**WHAT NEEDS TO BE DONE:** Write out all the entries word for word, but skip any images.

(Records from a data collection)
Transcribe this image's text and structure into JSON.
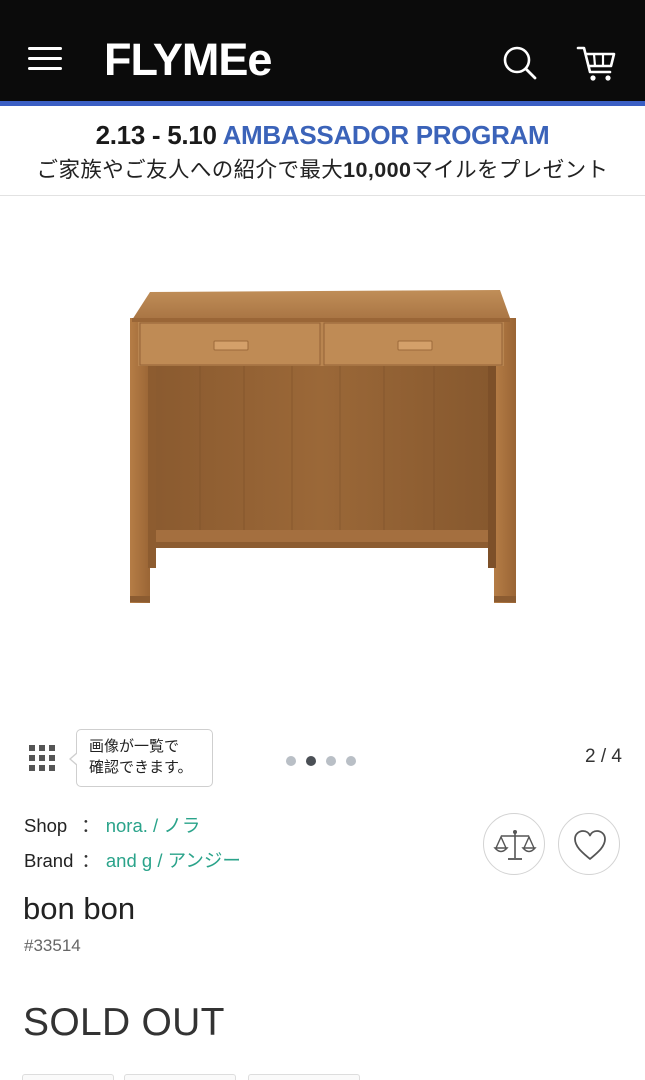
{
  "header": {
    "logo_text": "FLYMEe",
    "menu_icon": "hamburger-menu-icon",
    "search_icon": "search-icon",
    "cart_icon": "cart-icon",
    "background_color": "#0b0b0b",
    "accent_color": "#3b5fc4"
  },
  "banner": {
    "dates": "2.13 - 5.10",
    "program": "AMBASSADOR PROGRAM",
    "subtitle_pre": "ご家族やご友人への紹介で最大",
    "subtitle_bold": "10,000",
    "subtitle_post": "マイルをプレゼント"
  },
  "gallery": {
    "image_alt": "Wooden desk with two drawers",
    "grid_icon": "grid-icon",
    "tooltip_line1": "画像が一覧で",
    "tooltip_line2": "確認できます。",
    "dots_total": 4,
    "active_dot": 2,
    "counter": "2 / 4"
  },
  "product": {
    "shop_label": "Shop",
    "shop_value": "nora. / ノラ",
    "brand_label": "Brand",
    "brand_value": "and g / アンジー",
    "separator": "：",
    "title": "bon bon",
    "id": "#33514",
    "status": "SOLD OUT",
    "link_color": "#2aa38a"
  },
  "actions": {
    "compare_icon": "scale-compare-icon",
    "favorite_icon": "heart-icon"
  }
}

**SOLUTION FOR THIS TASK:**
Transcribe this image's text and structure into JSON.
{
  "header": {
    "logo_text": "FLYMEe",
    "menu_icon": "hamburger-menu-icon",
    "search_icon": "search-icon",
    "cart_icon": "cart-icon",
    "background_color": "#0b0b0b",
    "accent_color": "#3b5fc4"
  },
  "banner": {
    "dates": "2.13 - 5.10",
    "program": "AMBASSADOR PROGRAM",
    "subtitle_pre": "ご家族やご友人への紹介で最大",
    "subtitle_bold": "10,000",
    "subtitle_post": "マイルをプレゼント"
  },
  "gallery": {
    "image_alt": "Wooden desk with two drawers",
    "grid_icon": "grid-icon",
    "tooltip_line1": "画像が一覧で",
    "tooltip_line2": "確認できます。",
    "dots_total": 4,
    "active_dot": 2,
    "counter": "2 / 4"
  },
  "product": {
    "shop_label": "Shop",
    "shop_value": "nora. / ノラ",
    "brand_label": "Brand",
    "brand_value": "and g / アンジー",
    "separator": "：",
    "title": "bon bon",
    "id": "#33514",
    "status": "SOLD OUT",
    "link_color": "#2aa38a"
  },
  "actions": {
    "compare_icon": "scale-compare-icon",
    "favorite_icon": "heart-icon"
  }
}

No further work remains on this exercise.